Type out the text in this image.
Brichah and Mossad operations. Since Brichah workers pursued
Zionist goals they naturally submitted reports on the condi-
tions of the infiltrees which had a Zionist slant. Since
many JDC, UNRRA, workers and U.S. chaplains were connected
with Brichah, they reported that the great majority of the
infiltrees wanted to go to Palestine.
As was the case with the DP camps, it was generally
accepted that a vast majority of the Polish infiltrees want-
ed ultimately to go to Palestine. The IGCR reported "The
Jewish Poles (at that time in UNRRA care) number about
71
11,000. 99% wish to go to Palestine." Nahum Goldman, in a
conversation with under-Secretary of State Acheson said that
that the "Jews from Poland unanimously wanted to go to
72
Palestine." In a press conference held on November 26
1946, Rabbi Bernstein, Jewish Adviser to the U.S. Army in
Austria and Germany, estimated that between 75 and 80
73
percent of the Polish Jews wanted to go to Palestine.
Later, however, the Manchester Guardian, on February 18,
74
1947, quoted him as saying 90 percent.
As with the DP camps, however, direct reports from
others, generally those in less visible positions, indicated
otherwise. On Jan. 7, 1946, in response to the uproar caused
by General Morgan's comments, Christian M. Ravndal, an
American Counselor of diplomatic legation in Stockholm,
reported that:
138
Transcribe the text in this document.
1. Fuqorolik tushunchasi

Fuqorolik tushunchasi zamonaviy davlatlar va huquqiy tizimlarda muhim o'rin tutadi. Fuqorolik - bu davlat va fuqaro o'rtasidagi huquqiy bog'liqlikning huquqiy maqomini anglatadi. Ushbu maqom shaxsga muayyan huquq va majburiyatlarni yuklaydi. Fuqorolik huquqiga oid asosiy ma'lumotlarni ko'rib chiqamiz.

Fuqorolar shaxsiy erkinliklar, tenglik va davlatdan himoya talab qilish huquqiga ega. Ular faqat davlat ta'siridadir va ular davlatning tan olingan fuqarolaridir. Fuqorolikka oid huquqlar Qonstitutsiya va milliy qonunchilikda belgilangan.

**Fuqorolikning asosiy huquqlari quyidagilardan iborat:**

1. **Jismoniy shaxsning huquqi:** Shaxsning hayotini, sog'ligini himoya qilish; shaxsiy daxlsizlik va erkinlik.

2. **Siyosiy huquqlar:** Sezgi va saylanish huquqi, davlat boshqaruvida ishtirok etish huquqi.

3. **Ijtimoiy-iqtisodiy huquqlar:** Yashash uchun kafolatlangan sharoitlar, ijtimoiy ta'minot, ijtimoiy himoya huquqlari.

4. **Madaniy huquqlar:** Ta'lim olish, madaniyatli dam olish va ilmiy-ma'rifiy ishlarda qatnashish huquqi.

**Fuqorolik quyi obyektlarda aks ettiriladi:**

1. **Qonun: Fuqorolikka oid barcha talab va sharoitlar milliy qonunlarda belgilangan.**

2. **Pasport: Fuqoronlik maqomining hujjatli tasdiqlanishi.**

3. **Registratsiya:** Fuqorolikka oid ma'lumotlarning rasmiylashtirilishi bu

-.-.-

TASK DIRECTIONS:
From the line holding "Transcribe the text in this document." down to the final line above, quote every line exactly and only those lines.

RESULT OF THE TASK:
Transcribe the text in this document.
1. Fuqorolik tushunchasi

Fuqorolik tushunchasi zamonaviy davlatlar va huquqiy tizimlarda muhim o'rin tutadi. Fuqorolik - bu davlat va fuqaro o'rtasidagi huquqiy bog'liqlikning huquqiy maqomini anglatadi. Ushbu maqom shaxsga muayyan huquq va majburiyatlarni yuklaydi. Fuqorolik huquqiga oid asosiy ma'lumotlarni ko'rib chiqamiz.

Fuqorolar shaxsiy erkinliklar, tenglik va davlatdan himoya talab qilish huquqiga ega. Ular faqat davlat ta'siridadir va ular davlatning tan olingan fuqarolaridir. Fuqorolikka oid huquqlar Qonstitutsiya va milliy qonunchilikda belgilangan.

**Fuqorolikning asosiy huquqlari quyidagilardan iborat:**

1. **Jismoniy shaxsning huquqi:** Shaxsning hayotini, sog'ligini himoya qilish; shaxsiy daxlsizlik va erkinlik.

2. **Siyosiy huquqlar:** Sezgi va saylanish huquqi, davlat boshqaruvida ishtirok etish huquqi.

3. **Ijtimoiy-iqtisodiy huquqlar:** Yashash uchun kafolatlangan sharoitlar, ijtimoiy ta'minot, ijtimoiy himoya huquqlari.

4. **Madaniy huquqlar:** Ta'lim olish, madaniyatli dam olish va ilmiy-ma'rifiy ishlarda qatnashish huquqi.

**Fuqorolik quyi obyektlarda aks ettiriladi:**

1. **Qonun: Fuqorolikka oid barcha talab va sharoitlar milliy qonunlarda belgilangan.**

2. **Pasport: Fuqoronlik maqomining hujjatli tasdiqlanishi.**

3. **Registratsiya:** Fuqorolikka oid ma'lumotlarning rasmiylashtirilishi bu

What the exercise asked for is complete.